**What you will do**
Rewrite the listing from the line with "169, 85, 184]" up to and including the line with "498, 510, 512]", switching "point" to "marker" and leaving all else unchanged.

**Records to process**
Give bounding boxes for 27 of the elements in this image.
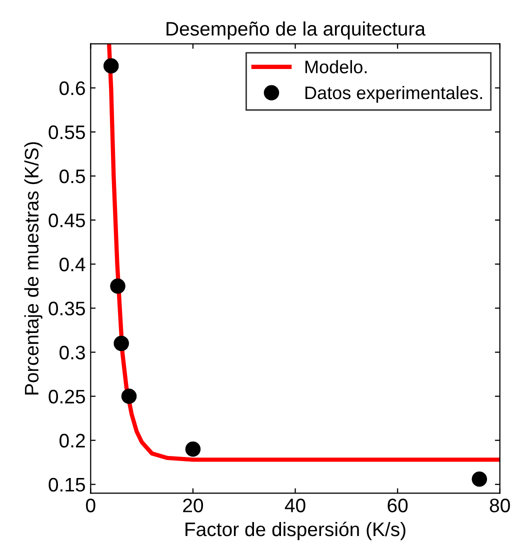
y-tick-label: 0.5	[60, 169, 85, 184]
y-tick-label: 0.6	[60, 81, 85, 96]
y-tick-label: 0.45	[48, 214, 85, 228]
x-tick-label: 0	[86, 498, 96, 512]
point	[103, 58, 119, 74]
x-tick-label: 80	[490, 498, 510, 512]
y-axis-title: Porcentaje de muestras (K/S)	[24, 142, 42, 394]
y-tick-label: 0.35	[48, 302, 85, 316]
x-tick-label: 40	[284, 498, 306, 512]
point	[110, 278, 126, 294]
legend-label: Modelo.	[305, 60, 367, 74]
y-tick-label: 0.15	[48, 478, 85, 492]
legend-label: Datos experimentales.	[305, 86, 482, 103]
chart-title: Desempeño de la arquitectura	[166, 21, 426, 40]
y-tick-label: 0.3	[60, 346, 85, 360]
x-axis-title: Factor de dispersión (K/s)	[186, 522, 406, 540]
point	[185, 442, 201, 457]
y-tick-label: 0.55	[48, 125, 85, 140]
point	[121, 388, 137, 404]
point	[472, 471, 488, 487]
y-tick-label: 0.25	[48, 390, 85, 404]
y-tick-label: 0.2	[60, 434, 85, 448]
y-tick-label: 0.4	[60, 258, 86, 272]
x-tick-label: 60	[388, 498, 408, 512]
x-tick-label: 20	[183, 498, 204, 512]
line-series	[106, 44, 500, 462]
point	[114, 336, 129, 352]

---

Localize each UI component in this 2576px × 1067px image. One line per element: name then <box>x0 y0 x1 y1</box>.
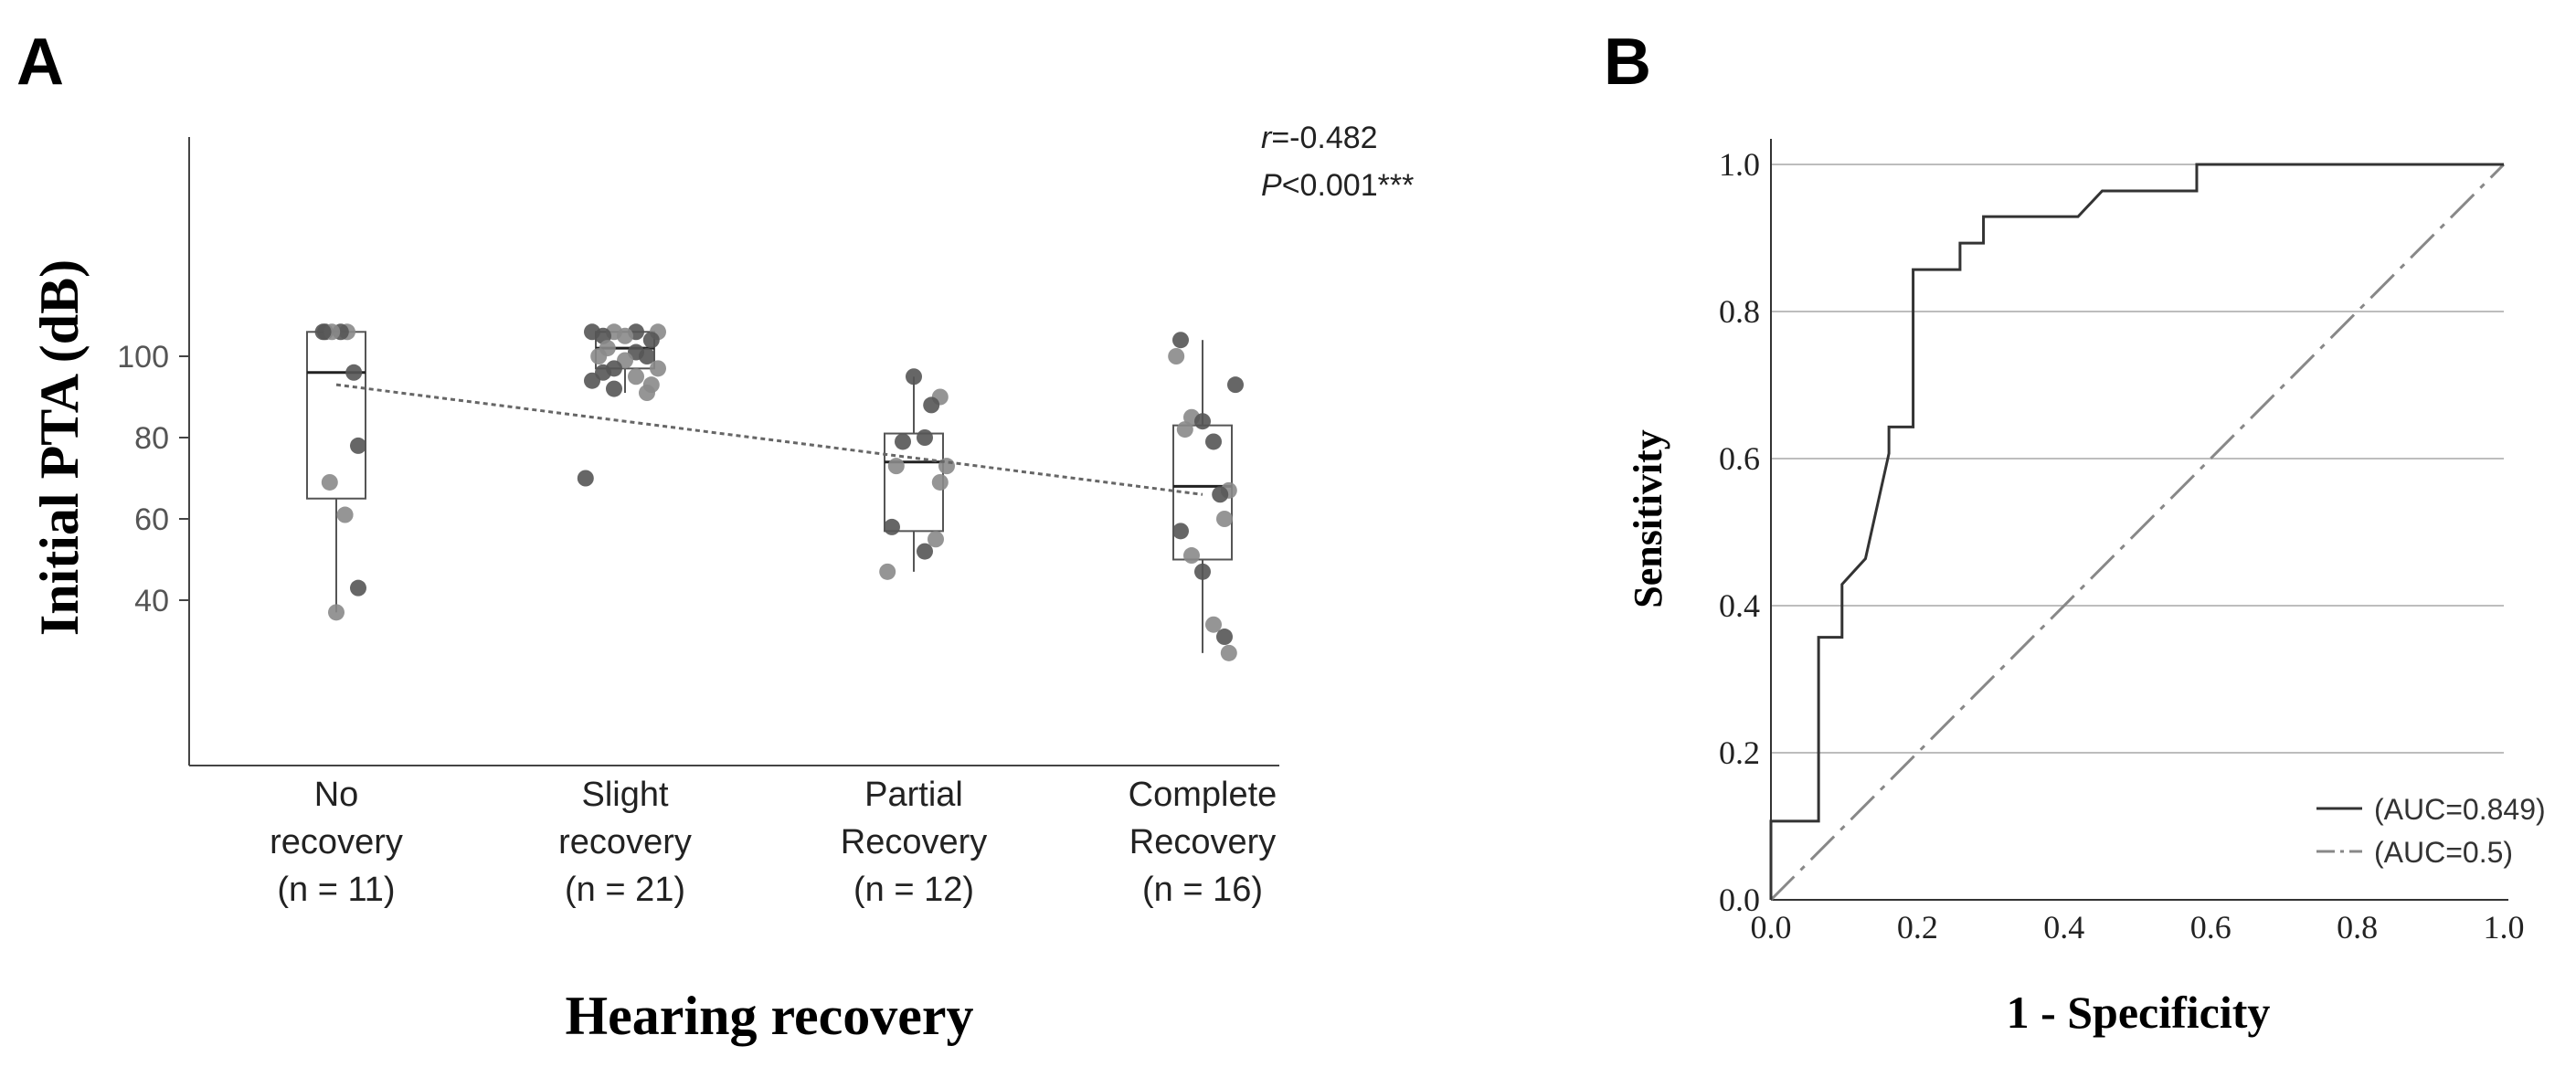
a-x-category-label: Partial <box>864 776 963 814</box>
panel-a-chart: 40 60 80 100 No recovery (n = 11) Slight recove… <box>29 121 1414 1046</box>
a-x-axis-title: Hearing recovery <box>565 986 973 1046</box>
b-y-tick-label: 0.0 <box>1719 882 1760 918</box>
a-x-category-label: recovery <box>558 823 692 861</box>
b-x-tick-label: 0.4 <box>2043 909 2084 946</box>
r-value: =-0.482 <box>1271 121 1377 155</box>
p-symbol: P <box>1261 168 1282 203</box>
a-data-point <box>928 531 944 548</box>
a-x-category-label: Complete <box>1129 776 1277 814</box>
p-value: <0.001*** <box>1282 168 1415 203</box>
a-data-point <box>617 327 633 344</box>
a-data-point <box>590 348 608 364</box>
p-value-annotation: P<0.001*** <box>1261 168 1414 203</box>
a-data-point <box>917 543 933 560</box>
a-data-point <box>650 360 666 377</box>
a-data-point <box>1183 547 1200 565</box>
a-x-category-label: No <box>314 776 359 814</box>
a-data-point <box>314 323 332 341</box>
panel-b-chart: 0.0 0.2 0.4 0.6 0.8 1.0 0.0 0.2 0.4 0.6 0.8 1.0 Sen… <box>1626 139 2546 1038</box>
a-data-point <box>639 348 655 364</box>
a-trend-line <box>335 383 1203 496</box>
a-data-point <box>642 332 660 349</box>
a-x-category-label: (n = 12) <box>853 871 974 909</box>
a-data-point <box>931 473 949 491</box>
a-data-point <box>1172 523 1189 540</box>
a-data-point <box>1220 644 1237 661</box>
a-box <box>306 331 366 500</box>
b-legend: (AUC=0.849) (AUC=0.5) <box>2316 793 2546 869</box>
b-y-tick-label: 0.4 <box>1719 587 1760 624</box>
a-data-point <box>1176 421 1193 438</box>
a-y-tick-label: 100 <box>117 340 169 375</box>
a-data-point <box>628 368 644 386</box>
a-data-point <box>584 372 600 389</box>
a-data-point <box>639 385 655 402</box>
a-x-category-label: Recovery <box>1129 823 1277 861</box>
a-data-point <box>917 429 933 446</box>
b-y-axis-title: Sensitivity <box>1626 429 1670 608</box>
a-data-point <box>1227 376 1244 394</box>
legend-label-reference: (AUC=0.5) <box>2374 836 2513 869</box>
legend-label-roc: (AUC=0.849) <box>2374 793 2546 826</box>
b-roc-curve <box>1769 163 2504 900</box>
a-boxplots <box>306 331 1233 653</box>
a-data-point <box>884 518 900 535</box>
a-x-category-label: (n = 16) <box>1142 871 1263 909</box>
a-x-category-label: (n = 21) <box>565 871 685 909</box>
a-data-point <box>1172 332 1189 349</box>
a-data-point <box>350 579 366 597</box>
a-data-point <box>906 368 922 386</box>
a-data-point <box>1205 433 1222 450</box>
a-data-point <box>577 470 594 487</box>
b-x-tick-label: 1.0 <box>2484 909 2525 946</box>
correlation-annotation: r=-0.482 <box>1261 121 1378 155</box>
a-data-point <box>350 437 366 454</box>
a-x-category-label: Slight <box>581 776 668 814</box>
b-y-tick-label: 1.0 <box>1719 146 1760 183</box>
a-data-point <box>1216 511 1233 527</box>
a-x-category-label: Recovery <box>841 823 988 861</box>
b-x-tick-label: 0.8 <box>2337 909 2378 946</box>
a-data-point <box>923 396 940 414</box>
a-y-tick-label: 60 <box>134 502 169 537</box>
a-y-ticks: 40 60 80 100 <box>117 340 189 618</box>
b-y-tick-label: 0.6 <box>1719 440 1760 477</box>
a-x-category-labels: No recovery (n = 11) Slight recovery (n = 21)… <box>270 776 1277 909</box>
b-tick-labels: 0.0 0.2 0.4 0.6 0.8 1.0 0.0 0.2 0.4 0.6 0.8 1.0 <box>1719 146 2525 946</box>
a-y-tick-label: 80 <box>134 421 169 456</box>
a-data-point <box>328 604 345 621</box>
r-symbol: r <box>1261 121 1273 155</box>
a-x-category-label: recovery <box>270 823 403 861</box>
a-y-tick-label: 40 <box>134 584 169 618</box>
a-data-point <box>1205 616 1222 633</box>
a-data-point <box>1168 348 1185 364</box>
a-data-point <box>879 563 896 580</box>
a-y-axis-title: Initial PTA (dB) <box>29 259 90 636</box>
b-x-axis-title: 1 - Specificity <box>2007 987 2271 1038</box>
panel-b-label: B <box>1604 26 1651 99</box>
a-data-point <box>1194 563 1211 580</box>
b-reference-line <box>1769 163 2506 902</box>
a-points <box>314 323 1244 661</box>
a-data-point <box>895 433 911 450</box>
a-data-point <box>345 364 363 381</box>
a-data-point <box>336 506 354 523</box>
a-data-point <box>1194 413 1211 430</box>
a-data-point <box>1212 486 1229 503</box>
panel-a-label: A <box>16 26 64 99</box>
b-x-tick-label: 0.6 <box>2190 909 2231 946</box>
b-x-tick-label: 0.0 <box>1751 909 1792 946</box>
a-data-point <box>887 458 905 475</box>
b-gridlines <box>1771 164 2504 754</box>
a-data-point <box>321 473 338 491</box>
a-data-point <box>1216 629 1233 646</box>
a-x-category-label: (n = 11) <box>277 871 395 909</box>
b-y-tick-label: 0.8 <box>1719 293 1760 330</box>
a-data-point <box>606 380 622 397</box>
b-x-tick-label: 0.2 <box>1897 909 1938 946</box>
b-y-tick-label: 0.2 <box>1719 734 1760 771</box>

--

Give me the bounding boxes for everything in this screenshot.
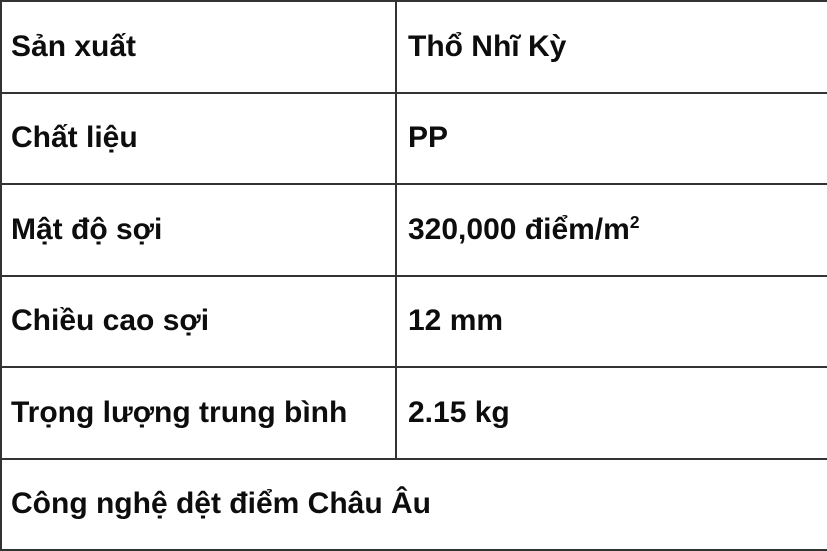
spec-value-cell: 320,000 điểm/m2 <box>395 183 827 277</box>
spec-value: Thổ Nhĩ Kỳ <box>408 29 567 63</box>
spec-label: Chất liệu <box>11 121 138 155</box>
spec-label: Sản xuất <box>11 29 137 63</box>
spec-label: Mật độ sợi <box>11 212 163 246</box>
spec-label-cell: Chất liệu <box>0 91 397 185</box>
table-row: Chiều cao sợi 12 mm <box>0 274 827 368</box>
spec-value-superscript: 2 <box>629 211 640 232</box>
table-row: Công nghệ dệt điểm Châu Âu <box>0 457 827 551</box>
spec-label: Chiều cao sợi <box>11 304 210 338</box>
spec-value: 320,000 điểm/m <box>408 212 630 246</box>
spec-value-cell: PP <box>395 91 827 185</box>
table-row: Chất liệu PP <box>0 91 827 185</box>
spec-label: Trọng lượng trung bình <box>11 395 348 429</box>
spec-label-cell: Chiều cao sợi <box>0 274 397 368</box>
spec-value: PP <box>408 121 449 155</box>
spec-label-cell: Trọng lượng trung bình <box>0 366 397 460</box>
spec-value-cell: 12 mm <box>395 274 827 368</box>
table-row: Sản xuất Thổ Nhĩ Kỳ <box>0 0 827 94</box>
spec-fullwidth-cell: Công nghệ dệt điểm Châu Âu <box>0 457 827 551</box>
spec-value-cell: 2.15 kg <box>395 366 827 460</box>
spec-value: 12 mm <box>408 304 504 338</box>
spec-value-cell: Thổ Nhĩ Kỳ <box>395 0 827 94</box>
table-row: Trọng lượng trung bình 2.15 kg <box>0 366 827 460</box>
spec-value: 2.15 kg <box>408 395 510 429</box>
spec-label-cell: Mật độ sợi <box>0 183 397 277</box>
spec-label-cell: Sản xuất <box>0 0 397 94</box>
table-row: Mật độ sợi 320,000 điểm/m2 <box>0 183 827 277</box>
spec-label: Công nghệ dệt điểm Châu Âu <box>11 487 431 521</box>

**In response**
y-tick-label: 0.5	[60, 169, 85, 184]
y-tick-label: 0.6	[60, 81, 85, 96]
y-tick-label: 0.45	[48, 214, 85, 228]
x-tick-label: 0	[86, 498, 96, 512]
marker	[103, 58, 119, 74]
x-tick-label: 80	[490, 498, 510, 512]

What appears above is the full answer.